■ **Data for the task**
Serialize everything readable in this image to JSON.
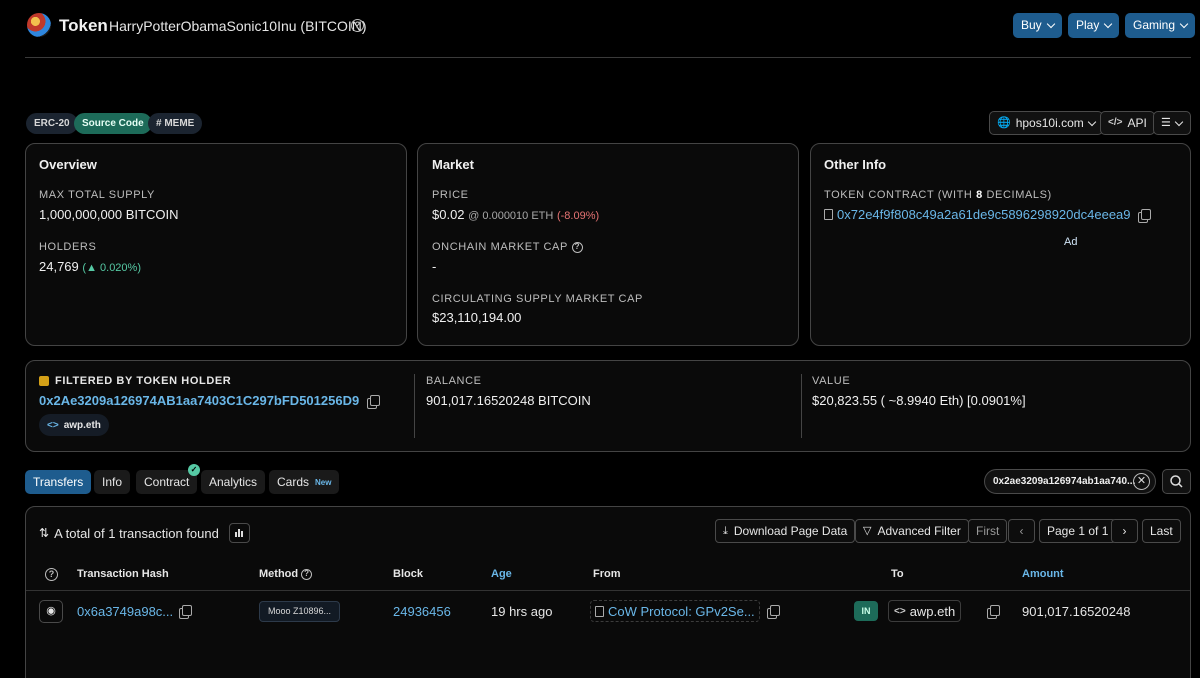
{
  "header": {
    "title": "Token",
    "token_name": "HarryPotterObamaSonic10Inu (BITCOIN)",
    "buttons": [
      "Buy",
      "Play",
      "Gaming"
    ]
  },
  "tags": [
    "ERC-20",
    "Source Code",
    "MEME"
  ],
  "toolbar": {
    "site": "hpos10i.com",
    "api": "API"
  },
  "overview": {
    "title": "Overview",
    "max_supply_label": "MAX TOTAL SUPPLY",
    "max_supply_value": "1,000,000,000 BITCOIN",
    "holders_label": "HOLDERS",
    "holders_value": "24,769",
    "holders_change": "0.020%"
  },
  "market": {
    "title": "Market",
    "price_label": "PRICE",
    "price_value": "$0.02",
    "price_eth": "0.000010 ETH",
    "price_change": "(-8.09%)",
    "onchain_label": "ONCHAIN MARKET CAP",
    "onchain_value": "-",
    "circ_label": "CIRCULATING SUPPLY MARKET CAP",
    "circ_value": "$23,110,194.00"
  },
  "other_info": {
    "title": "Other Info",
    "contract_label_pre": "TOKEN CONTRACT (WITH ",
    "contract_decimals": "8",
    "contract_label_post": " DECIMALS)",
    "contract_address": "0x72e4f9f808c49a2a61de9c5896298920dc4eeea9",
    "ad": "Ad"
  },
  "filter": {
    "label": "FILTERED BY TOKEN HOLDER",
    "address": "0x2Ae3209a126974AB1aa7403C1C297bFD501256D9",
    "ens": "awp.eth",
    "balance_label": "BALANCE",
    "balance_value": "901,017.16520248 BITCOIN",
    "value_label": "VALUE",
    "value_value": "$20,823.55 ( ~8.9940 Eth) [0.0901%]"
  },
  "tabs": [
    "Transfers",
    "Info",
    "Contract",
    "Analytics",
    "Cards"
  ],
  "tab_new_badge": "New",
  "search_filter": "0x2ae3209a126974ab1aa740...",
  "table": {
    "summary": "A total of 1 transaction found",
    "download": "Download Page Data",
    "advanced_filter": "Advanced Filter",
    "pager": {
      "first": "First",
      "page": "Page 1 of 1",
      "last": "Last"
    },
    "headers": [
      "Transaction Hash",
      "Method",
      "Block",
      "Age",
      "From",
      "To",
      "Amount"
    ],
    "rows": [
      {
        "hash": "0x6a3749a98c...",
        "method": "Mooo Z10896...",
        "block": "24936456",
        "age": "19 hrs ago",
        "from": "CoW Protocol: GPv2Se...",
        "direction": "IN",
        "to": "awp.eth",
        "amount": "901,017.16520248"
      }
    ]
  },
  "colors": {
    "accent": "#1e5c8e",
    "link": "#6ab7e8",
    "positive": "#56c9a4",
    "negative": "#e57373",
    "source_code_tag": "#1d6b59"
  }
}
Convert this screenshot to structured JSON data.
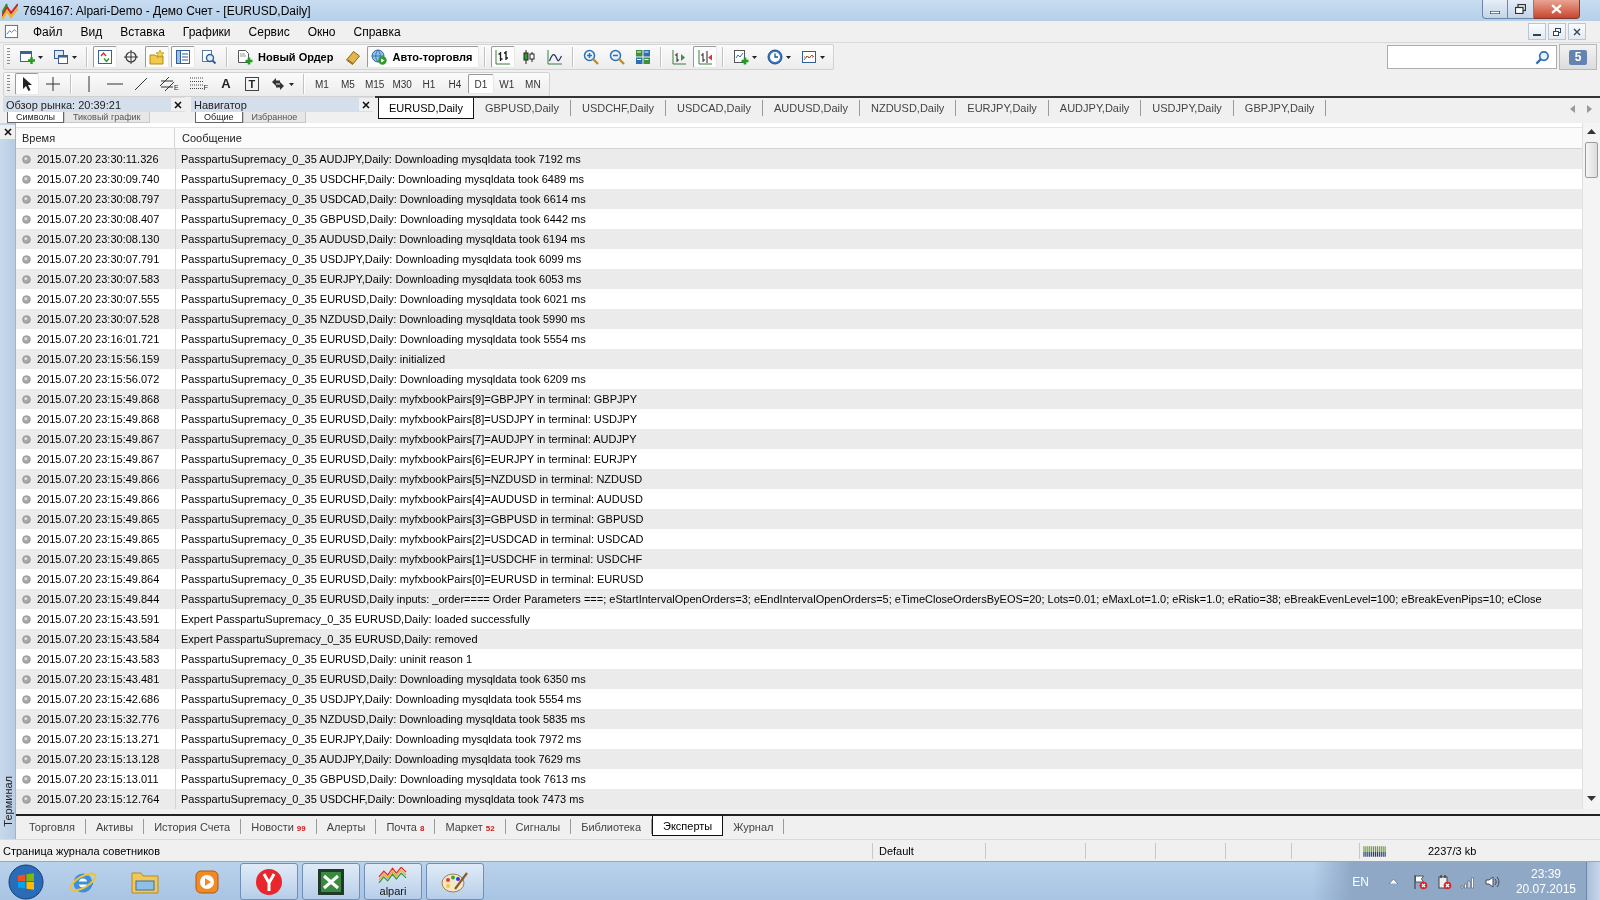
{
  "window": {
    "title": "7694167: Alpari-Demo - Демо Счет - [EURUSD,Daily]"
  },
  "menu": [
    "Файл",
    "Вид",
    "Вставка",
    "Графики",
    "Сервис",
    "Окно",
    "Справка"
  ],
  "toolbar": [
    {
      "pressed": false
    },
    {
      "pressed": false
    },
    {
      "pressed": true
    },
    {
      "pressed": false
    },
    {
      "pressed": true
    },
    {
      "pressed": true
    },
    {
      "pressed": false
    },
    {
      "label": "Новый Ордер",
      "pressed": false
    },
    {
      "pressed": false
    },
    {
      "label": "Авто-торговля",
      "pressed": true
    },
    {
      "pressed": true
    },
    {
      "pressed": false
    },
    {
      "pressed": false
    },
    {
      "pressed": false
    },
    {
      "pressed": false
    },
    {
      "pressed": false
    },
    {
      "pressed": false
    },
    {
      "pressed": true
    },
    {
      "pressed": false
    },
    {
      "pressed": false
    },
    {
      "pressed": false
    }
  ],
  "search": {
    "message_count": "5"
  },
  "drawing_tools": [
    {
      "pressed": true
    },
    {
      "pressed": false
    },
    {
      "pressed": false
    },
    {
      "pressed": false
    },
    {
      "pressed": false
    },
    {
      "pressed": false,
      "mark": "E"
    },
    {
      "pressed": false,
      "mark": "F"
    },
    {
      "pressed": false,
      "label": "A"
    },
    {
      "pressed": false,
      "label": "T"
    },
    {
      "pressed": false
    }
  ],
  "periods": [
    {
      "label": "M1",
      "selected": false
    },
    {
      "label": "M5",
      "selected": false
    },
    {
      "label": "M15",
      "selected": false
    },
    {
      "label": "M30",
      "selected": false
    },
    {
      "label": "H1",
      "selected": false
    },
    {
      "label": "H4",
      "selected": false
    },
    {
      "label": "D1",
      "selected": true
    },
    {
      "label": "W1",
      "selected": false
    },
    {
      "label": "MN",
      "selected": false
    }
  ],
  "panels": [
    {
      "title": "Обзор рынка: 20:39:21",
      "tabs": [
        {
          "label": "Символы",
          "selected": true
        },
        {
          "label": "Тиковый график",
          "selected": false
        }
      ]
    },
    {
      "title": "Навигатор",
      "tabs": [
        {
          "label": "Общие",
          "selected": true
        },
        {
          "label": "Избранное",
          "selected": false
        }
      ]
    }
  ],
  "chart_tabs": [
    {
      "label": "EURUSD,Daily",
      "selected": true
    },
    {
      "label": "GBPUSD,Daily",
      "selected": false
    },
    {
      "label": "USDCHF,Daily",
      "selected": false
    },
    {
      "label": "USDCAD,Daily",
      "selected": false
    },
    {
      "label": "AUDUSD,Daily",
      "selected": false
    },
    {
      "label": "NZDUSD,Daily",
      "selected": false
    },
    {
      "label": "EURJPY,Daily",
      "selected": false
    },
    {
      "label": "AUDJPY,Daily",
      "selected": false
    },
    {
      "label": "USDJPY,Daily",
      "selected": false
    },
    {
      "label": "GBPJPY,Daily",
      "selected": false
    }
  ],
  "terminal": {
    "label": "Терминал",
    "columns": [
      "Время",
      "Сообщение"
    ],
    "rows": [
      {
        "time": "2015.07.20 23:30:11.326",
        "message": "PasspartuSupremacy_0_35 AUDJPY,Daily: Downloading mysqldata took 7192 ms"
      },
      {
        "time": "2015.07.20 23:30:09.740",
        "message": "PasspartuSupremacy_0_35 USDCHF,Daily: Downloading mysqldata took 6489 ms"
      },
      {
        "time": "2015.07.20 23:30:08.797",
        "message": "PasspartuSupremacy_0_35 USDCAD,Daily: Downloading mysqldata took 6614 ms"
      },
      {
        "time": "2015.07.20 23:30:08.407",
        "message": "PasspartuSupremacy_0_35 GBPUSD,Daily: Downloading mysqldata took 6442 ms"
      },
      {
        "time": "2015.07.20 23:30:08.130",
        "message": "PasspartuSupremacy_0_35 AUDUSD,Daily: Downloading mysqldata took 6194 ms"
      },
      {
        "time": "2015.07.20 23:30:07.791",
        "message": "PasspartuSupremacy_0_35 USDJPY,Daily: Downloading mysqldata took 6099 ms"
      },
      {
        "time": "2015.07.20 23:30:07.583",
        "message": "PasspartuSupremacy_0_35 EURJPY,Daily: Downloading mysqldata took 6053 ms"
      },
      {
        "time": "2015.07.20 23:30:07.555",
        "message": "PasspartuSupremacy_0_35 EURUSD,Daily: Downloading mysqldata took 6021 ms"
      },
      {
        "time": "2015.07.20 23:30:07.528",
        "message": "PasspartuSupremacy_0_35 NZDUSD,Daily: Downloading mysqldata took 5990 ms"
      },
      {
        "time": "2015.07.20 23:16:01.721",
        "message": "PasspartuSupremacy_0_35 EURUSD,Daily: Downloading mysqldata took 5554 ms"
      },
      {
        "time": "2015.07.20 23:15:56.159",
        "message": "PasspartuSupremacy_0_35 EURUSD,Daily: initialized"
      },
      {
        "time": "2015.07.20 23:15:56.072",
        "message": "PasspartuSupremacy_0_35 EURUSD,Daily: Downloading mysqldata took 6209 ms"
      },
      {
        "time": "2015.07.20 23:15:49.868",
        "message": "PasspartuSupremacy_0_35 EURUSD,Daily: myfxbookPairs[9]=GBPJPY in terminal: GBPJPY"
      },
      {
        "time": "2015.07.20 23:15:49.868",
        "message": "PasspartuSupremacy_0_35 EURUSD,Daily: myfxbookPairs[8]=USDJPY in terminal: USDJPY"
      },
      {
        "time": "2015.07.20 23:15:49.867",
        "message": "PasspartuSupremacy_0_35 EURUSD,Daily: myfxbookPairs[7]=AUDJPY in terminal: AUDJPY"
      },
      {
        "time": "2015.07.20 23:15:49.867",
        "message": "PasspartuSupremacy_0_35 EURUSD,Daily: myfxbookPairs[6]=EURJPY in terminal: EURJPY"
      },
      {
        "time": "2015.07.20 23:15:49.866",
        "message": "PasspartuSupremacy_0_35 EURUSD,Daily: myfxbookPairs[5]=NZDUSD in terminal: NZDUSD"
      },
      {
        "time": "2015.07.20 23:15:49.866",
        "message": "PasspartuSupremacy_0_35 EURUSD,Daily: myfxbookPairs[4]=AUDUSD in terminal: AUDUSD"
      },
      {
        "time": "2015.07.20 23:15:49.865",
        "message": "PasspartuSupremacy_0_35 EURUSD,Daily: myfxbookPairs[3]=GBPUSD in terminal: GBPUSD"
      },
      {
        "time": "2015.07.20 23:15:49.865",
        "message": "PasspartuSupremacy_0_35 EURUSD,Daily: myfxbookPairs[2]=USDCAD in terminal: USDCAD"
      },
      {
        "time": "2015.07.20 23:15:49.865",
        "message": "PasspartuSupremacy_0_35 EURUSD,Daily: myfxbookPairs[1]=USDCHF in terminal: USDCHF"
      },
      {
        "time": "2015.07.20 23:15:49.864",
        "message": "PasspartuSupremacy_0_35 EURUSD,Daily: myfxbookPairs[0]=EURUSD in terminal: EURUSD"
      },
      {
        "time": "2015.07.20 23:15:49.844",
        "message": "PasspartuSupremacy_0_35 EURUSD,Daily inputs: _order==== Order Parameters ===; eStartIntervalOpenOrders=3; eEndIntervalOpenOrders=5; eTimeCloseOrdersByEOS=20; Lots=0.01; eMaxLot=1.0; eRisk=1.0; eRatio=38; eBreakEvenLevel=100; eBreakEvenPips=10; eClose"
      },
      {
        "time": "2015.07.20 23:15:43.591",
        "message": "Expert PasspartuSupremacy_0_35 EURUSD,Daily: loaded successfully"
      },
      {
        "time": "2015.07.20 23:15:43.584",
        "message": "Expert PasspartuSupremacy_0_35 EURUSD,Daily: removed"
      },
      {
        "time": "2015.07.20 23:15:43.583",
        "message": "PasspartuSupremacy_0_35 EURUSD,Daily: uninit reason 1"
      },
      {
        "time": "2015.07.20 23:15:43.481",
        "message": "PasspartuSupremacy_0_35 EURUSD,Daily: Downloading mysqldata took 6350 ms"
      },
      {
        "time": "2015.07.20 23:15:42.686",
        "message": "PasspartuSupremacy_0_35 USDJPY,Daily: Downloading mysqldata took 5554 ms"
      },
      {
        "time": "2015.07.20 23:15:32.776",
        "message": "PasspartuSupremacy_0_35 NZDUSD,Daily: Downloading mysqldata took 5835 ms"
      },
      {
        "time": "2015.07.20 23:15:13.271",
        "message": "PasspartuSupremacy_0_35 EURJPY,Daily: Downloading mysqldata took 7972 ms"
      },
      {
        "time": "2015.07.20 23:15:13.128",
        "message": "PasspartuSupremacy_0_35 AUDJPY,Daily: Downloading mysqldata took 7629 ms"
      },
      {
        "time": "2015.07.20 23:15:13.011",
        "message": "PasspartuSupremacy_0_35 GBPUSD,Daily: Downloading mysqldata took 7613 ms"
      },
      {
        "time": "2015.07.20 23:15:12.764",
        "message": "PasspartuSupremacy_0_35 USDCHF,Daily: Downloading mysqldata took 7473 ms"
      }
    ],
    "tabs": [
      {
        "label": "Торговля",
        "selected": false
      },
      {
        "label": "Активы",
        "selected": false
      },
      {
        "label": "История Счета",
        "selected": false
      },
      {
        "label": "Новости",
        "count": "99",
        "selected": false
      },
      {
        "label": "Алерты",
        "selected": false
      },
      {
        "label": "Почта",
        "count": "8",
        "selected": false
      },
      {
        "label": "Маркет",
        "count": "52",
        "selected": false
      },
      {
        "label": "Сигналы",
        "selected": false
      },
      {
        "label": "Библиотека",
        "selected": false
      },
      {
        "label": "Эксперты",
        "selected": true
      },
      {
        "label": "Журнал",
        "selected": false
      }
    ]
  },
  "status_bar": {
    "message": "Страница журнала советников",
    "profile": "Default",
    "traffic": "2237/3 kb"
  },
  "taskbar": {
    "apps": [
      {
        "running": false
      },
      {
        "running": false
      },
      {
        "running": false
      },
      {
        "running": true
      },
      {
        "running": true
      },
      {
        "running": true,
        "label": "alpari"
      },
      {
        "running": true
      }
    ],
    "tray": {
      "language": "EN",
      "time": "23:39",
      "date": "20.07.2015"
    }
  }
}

■ **Goal of the exercise**
Count each line above in which the string "USDCHF" appears, then state only the total.

■ **Exercise response**
4